SOURCE EXCERPT
◇ ◇ ◇ ◇
Communication engagement is an ever-changing process in the global marketplace, ergo new trends are constantly affecting an advisor’s strategy in aligning boards, management and institutional shareholders. 

Leah Malone, director at PricewaterCoopers’s Governance Insight center, comments on the change in engagement, addressing communication breakdowns between boards and shareholders and the importance of and advisor’s role in the engagement process.

“Shareholder engagement today is fundamentally different than it was five or ten years ago,” says Malone. “More and more public company directors are engaging directly with the company’s shareholders, and digging into issues well beyond economic performance, including executive pay, company strategy and risk.” 

As director, Malone is responsible for advising board and committees members on governance-related issues. She contributes thought leadership on focused topics such as executive pay, proxy access, shareholder engagement and board composition.

“When PwC asked directors about this direct engagement in our Annual Corporate Directors Survey, more than three-quarters said that the discussions give the board valuable insights,” says Malone. 

Keeping an open line of communication is essential in corporate progression, and direct engagement allows for many concerns and questions to be addressed in a new way.

“[Directors] learn about their shareholders’ biggest concerns, and have a chance to talk about the company in a new way. It is also beneficial for shareholders, who can express hear directors’ perspectives, gain insight into the company’s strategic plan and test out the rigor of the board’s oversight,” Malone explains.

However, the communication engagement cannot effectively take place if one side is not prepared for the meeting.
◇ ◇ ◇ ◇
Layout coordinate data
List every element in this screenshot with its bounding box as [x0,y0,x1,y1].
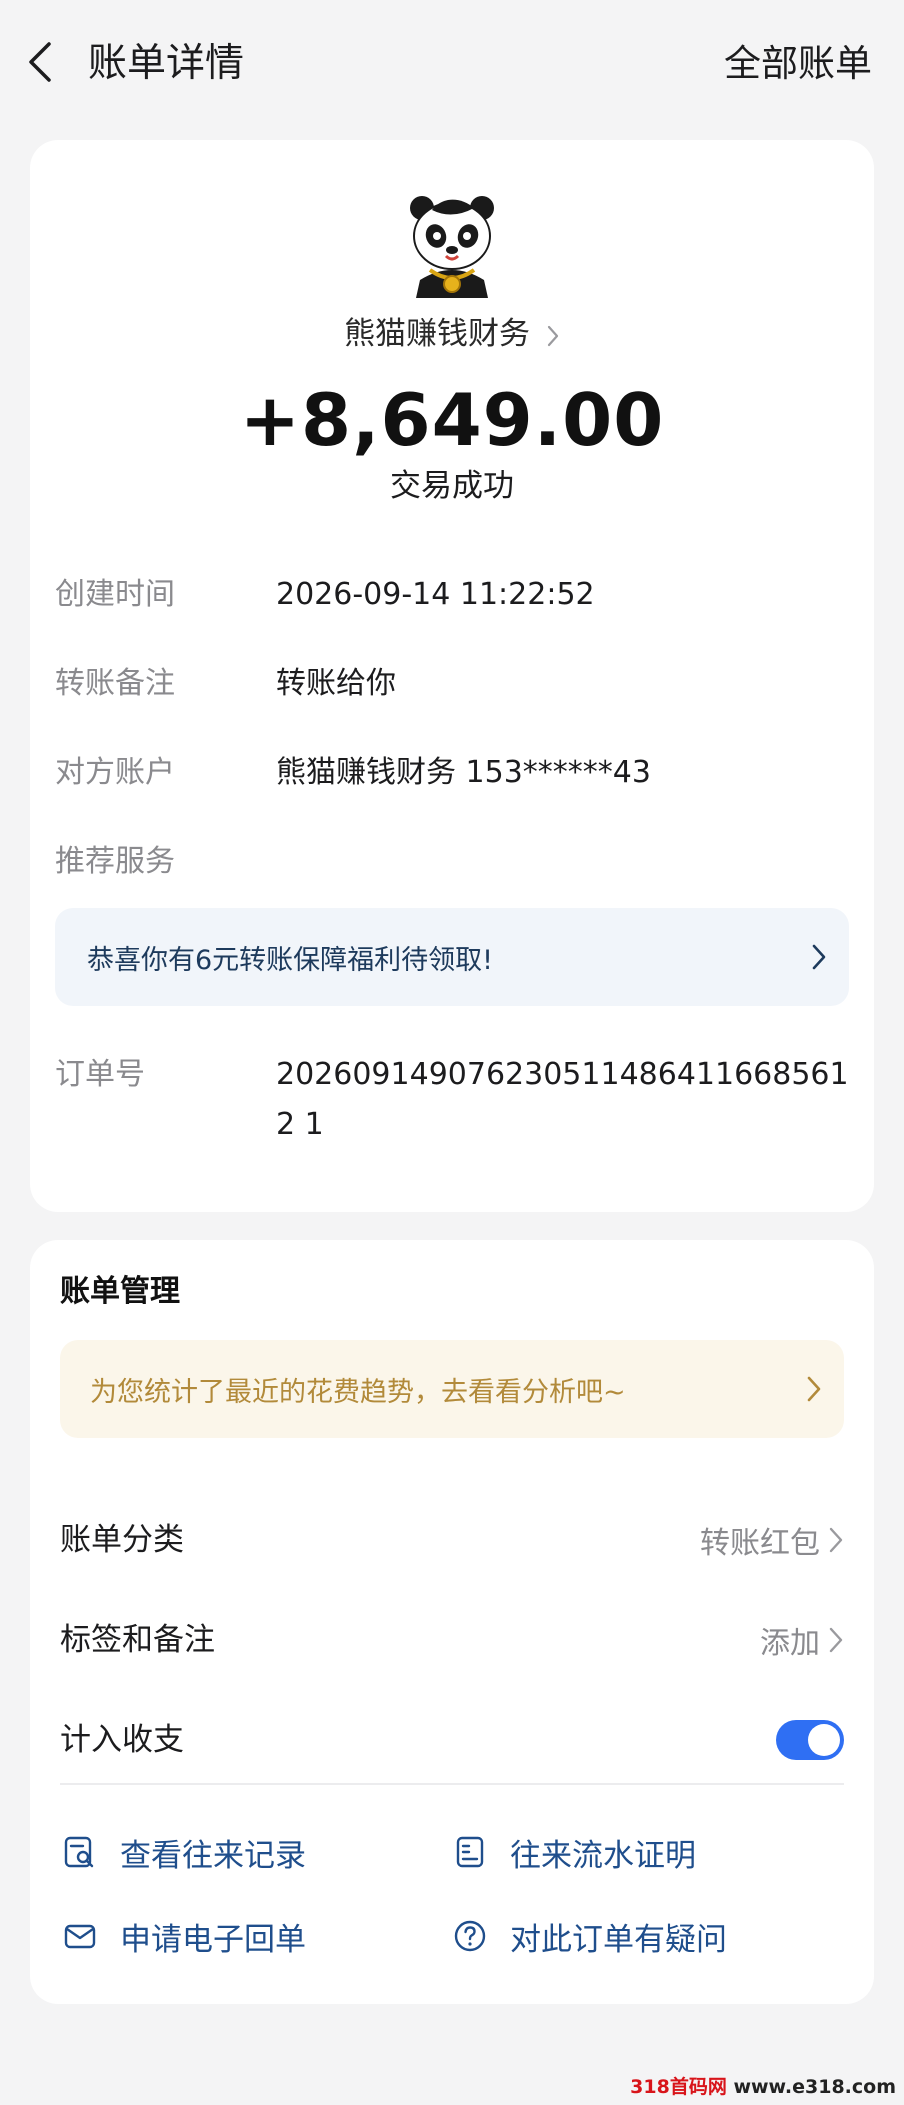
chevron-right-icon [829,1627,843,1653]
recommend-row: 推荐服务 [55,837,849,887]
help-icon [452,1918,488,1954]
divider [60,1783,844,1785]
view-records-label: 查看往来记录 [120,1837,306,1874]
counterparty-label: 对方账户 [55,755,175,790]
order-question-label: 对此订单有疑问 [510,1921,727,1958]
spending-trend-banner[interactable]: 为您统计了最近的花费趋势，去看看分析吧~ [60,1340,844,1438]
page-title: 账单详情 [88,41,245,86]
order-number-value: 2026091490762305114864116685612 1 [276,1057,849,1142]
tags-notes-row[interactable]: 标签和备注 添加 [60,1610,844,1670]
e-receipt-button[interactable]: 申请电子回单 [62,1908,306,1964]
transfer-note-value: 转账给你 [276,666,396,701]
watermark-url: www.e318.com [733,2076,896,2098]
recommend-label: 推荐服务 [55,844,175,879]
all-bills-link[interactable]: 全部账单 [724,36,872,92]
merchant-avatar [402,190,502,300]
chevron-right-icon [829,1527,843,1553]
top-bar: 账单详情 全部账单 [0,0,904,130]
section-title: 账单管理 [60,1274,180,1309]
transfer-note-row: 转账备注 转账给你 [55,659,849,709]
bill-management-card: 账单管理 为您统计了最近的花费趋势，去看看分析吧~ 账单分类 转账红包 标签和备… [30,1240,874,2004]
created-time-label: 创建时间 [55,577,175,612]
transaction-status: 交易成功 [390,468,514,504]
bill-category-row[interactable]: 账单分类 转账红包 [60,1510,844,1570]
transfer-note-label: 转账备注 [55,666,175,701]
count-in-budget-label: 计入收支 [60,1722,184,1758]
back-arrow-icon [29,42,51,82]
tags-notes-label: 标签和备注 [60,1622,215,1658]
back-button[interactable] [20,38,60,86]
chevron-right-icon [789,908,849,1006]
count-in-budget-toggle[interactable] [776,1720,844,1760]
panda-logo-icon [410,196,494,298]
spending-trend-text: 为您统计了最近的花费趋势，去看看分析吧~ [90,1376,626,1408]
transaction-amount: +8,649.00 [239,378,665,462]
order-number-label: 订单号 [55,1057,145,1092]
statement-proof-label: 往来流水证明 [510,1837,696,1874]
view-records-button[interactable]: 查看往来记录 [62,1824,306,1880]
site-watermark: 318首码网 www.e318.com [630,2072,896,2099]
bill-detail-card: 熊猫赚钱财务 +8,649.00 交易成功 创建时间 2026-09-14 11… [30,140,874,1212]
bill-category-value: 转账红包 [700,1526,820,1561]
tags-notes-value: 添加 [760,1626,820,1661]
merchant-name-link[interactable]: 熊猫赚钱财务 [30,312,874,356]
created-time-value: 2026-09-14 11:22:52 [276,577,595,612]
merchant-name: 熊猫赚钱财务 [344,316,531,352]
watermark-brand: 318首码网 [630,2076,727,2098]
search-document-icon [62,1834,98,1870]
order-question-button[interactable]: 对此订单有疑问 [452,1908,727,1964]
chevron-right-icon [784,1340,844,1438]
count-in-budget-row: 计入收支 [60,1710,844,1770]
transfer-protection-banner[interactable]: 恭喜你有6元转账保障福利待领取! [55,908,849,1006]
transfer-protection-text: 恭喜你有6元转账保障福利待领取! [87,944,494,976]
statement-proof-button[interactable]: 往来流水证明 [452,1824,696,1880]
created-time-row: 创建时间 2026-09-14 11:22:52 [55,570,849,620]
counterparty-row: 对方账户 熊猫赚钱财务 153******43 [55,748,849,798]
counterparty-value: 熊猫赚钱财务 153******43 [276,755,651,790]
statement-icon [452,1834,488,1870]
e-receipt-label: 申请电子回单 [120,1921,306,1958]
chevron-right-icon [547,325,559,346]
bill-category-label: 账单分类 [60,1522,184,1558]
mail-icon [62,1918,98,1954]
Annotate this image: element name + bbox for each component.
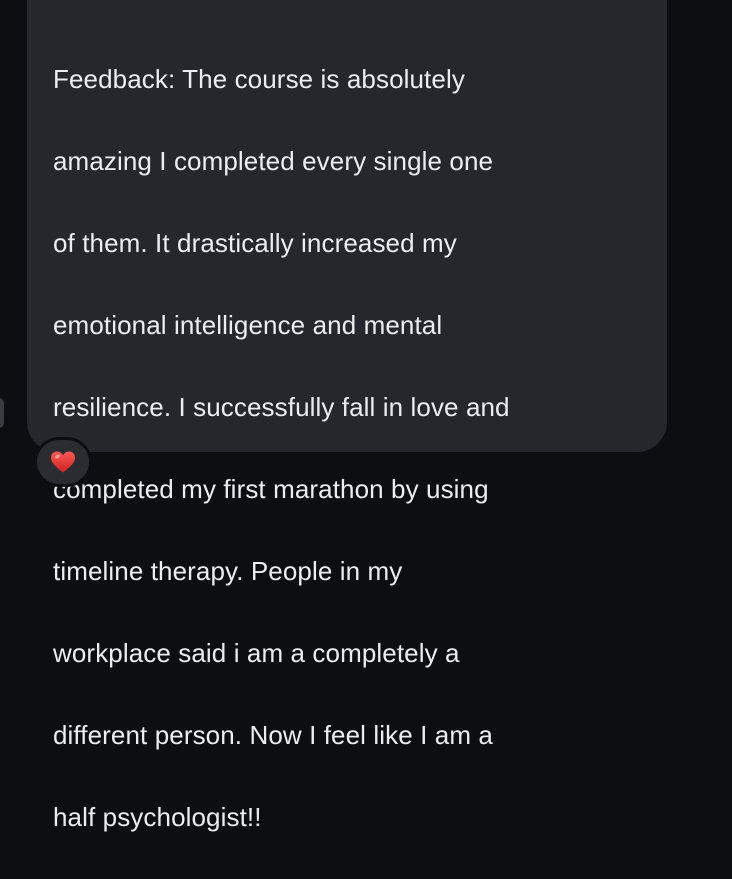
message-line: Feedback: The course is absolutely bbox=[53, 64, 465, 94]
message-bubble[interactable]: Feedback: The course is absolutely amazi… bbox=[27, 0, 667, 832]
message-line: completed my first marathon by using bbox=[53, 474, 489, 504]
message-line: timeline therapy. People in my bbox=[53, 556, 403, 586]
reaction-badge[interactable] bbox=[34, 437, 92, 487]
partial-avatar-edge bbox=[0, 398, 4, 428]
message-line: amazing I completed every single one bbox=[53, 146, 494, 176]
message-line: workplace said i am a completely a bbox=[53, 638, 460, 668]
message-line: half psychologist!! bbox=[53, 802, 262, 832]
message-line: of them. It drastically increased my bbox=[53, 228, 457, 258]
message-line: different person. Now I feel like I am a bbox=[53, 720, 493, 750]
message-line: emotional intelligence and mental bbox=[53, 310, 443, 340]
message-text: Feedback: The course is absolutely amazi… bbox=[53, 18, 647, 879]
heart-icon bbox=[50, 450, 76, 474]
message-line: resilience. I successfully fall in love … bbox=[53, 392, 510, 422]
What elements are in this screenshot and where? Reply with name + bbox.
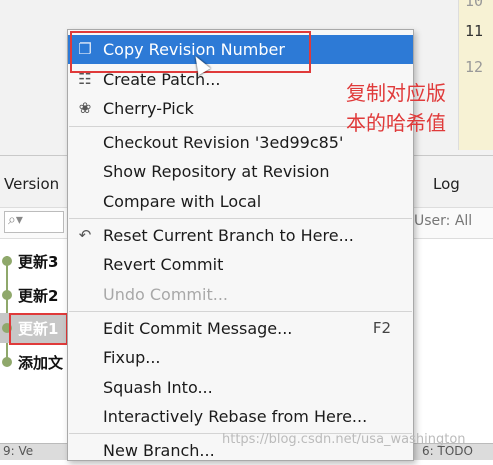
search-icon[interactable]: ⌕▾ bbox=[8, 212, 23, 228]
menu-item-label: Interactively Rebase from Here... bbox=[103, 407, 368, 426]
menu-separator bbox=[69, 218, 412, 219]
menu-item-reset-branch[interactable]: ↶ Reset Current Branch to Here... bbox=[68, 221, 413, 250]
annotation-line: 本的哈希值 bbox=[346, 111, 446, 135]
tab-version-control[interactable]: Version bbox=[4, 175, 59, 193]
selected-commit-highlight-box bbox=[9, 313, 68, 345]
menu-item-label: Compare with Local bbox=[103, 192, 262, 211]
line-number-gutter: 10 11 12 bbox=[458, 0, 493, 150]
status-version-control[interactable]: 9: Ve bbox=[3, 444, 33, 458]
annotation-text: 复制对应版 本的哈希值 bbox=[346, 78, 446, 138]
menu-item-squash-into[interactable]: Squash Into... bbox=[68, 373, 413, 402]
menu-item-revert-commit[interactable]: Revert Commit bbox=[68, 250, 413, 279]
menu-item-interactive-rebase[interactable]: Interactively Rebase from Here... bbox=[68, 402, 413, 431]
undo-icon: ↶ bbox=[78, 226, 92, 244]
menu-item-label: Undo Commit... bbox=[103, 285, 228, 304]
user-filter-dropdown[interactable]: User: All bbox=[414, 213, 472, 229]
menu-item-label: Squash Into... bbox=[103, 378, 213, 397]
commit-node bbox=[2, 357, 12, 367]
commit-node bbox=[2, 290, 12, 300]
line-number: 12 bbox=[465, 58, 484, 76]
copy-revision-highlight-box bbox=[70, 31, 311, 73]
cherry-icon: ❀ bbox=[78, 99, 92, 117]
tab-log[interactable]: Log bbox=[433, 175, 460, 193]
menu-item-fixup[interactable]: Fixup... bbox=[68, 343, 413, 372]
line-number: 11 bbox=[465, 22, 484, 40]
commit-message: 更新3 bbox=[18, 253, 59, 271]
menu-item-label: Edit Commit Message... bbox=[103, 319, 293, 338]
annotation-line: 复制对应版 bbox=[346, 81, 446, 105]
menu-item-edit-commit-message[interactable]: Edit Commit Message... F2 bbox=[68, 314, 413, 343]
menu-item-label: Cherry-Pick bbox=[103, 99, 194, 118]
commit-message: 添加文 bbox=[18, 354, 64, 372]
menu-item-label: Checkout Revision '3ed99c85' bbox=[103, 133, 344, 152]
menu-item-label: Show Repository at Revision bbox=[103, 162, 330, 181]
line-number: 10 bbox=[465, 0, 484, 10]
menu-item-label: New Branch... bbox=[103, 441, 215, 460]
menu-item-shortcut: F2 bbox=[372, 319, 391, 337]
watermark: https://blog.csdn.net/usa_washington bbox=[222, 432, 466, 447]
menu-item-compare-with-local[interactable]: Compare with Local bbox=[68, 187, 413, 216]
menu-item-show-repository[interactable]: Show Repository at Revision bbox=[68, 157, 413, 186]
menu-item-label: Fixup... bbox=[103, 348, 161, 367]
menu-separator bbox=[69, 311, 412, 312]
commit-message: 更新2 bbox=[18, 287, 59, 305]
menu-item-label: Reset Current Branch to Here... bbox=[103, 226, 354, 245]
menu-item-label: Revert Commit bbox=[103, 255, 224, 274]
commit-node bbox=[2, 256, 12, 266]
menu-item-undo-commit: Undo Commit... bbox=[68, 280, 413, 309]
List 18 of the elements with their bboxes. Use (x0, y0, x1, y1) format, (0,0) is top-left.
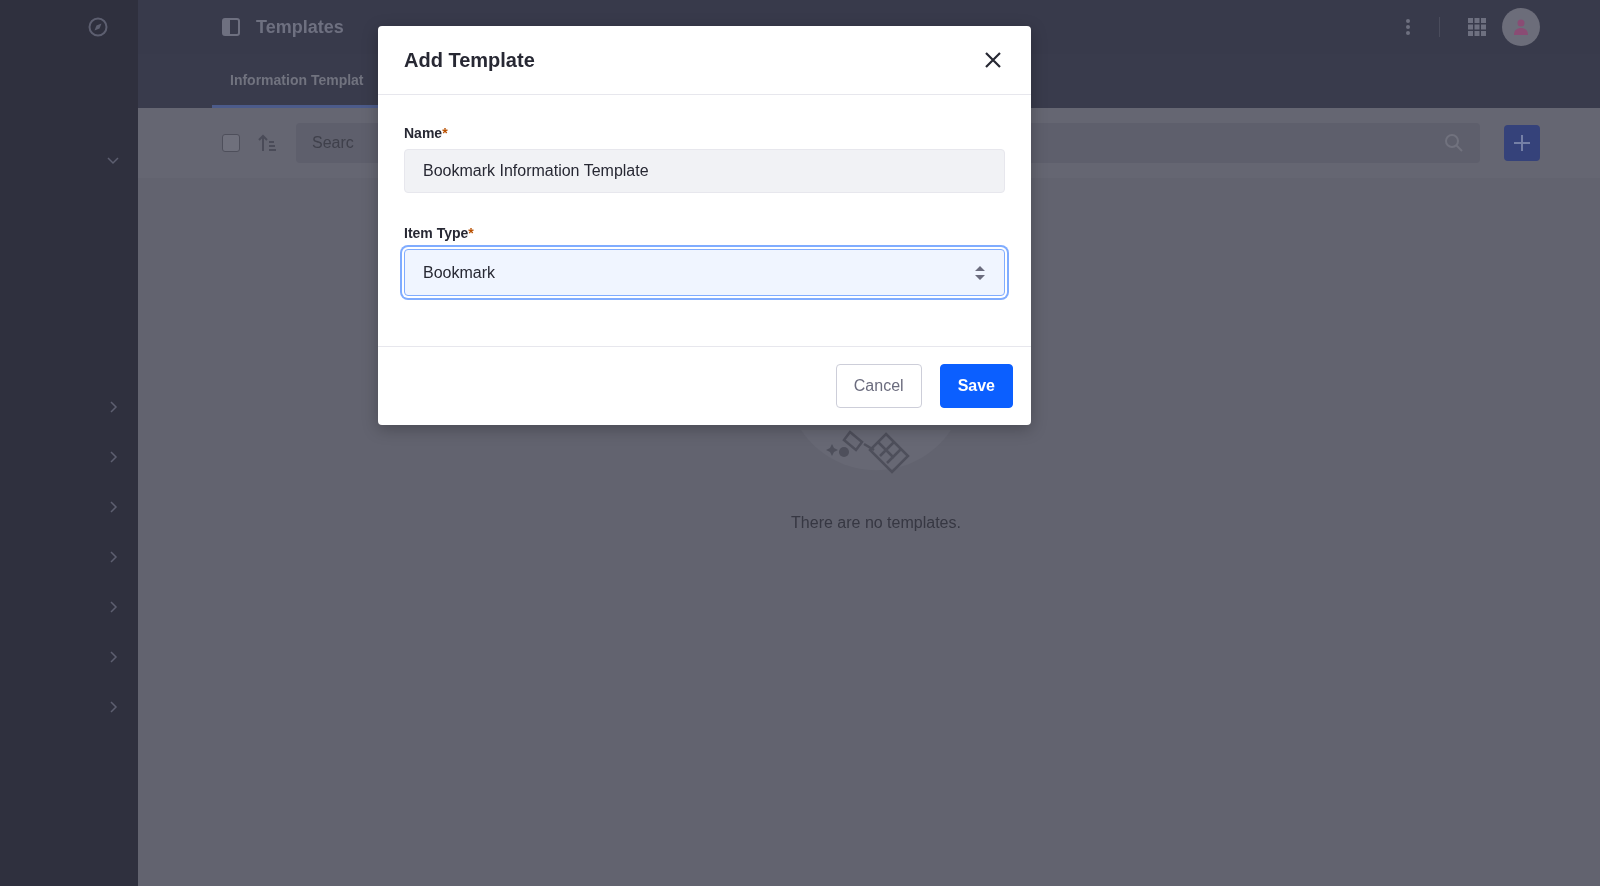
more-options-icon[interactable] (1405, 18, 1411, 36)
name-input[interactable]: Bookmark Information Template (404, 149, 1005, 193)
select-all-checkbox[interactable] (222, 134, 240, 152)
compass-icon[interactable] (88, 17, 108, 37)
apps-grid-icon[interactable] (1468, 18, 1486, 36)
field-label: Item Type* (404, 225, 475, 241)
sort-icon[interactable] (258, 133, 278, 153)
close-icon (985, 52, 1001, 68)
field-label: Name* (404, 125, 449, 141)
save-button[interactable]: Save (939, 364, 1013, 408)
add-button[interactable] (1504, 125, 1540, 161)
dialog-title: Add Template (404, 48, 535, 72)
plus-icon (1513, 134, 1531, 152)
cancel-button[interactable]: Cancel (835, 364, 922, 408)
user-avatar[interactable] (1502, 8, 1540, 46)
user-icon (1512, 18, 1530, 36)
sidebar-panel-icon[interactable] (222, 18, 240, 36)
sort-arrows-icon (974, 264, 986, 281)
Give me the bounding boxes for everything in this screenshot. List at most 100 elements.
◇ ◇ ◇ ◇
COMPLETE THE FOLLOWING
a. According to the shareholder engagement piece, why are new trends constantly affecting an advisor's strategy in aligning boards, management and institutional shareholders?
b. Turn the paragraph in the shareholder engagement piece that begins "As director, Malone is responsible" into a short bulleted list that keeps its main facts.
c. Return word for word the part of the shareholder engagement piece that opens with the words containing "Leah Malone, director" and closes with "and board composition.".

COMPLETE ANSWERS
a. Communication engagement is an ever-changing process in the global marketplace, so new trends keep affecting an advisor's strategy.

b.
- Advises board and committee members on governance-related issues
- Contributes thought leadership on executive pay
- Contributes thought leadership on proxy access
- Contributes thought leadership on shareholder engagement
- Contributes thought leadership on board composition

c.
Leah Malone, director at PricewaterCoopers’s Governance Insight center, comments on the change in engagement, addressing communication breakdowns between boards and shareholders and the importance of and advisor’s role in the engagement process.

“Shareholder engagement today is fundamentally different than it was five or ten years ago,” says Malone. “More and more public company directors are engaging directly with the company’s shareholders, and digging into issues well beyond economic performance, including executive pay, company strategy and risk.” 

As director, Malone is responsible for advising board and committees members on governance-related issues. She contributes thought leadership on focused topics such as executive pay, proxy access, shareholder engagement and board composition.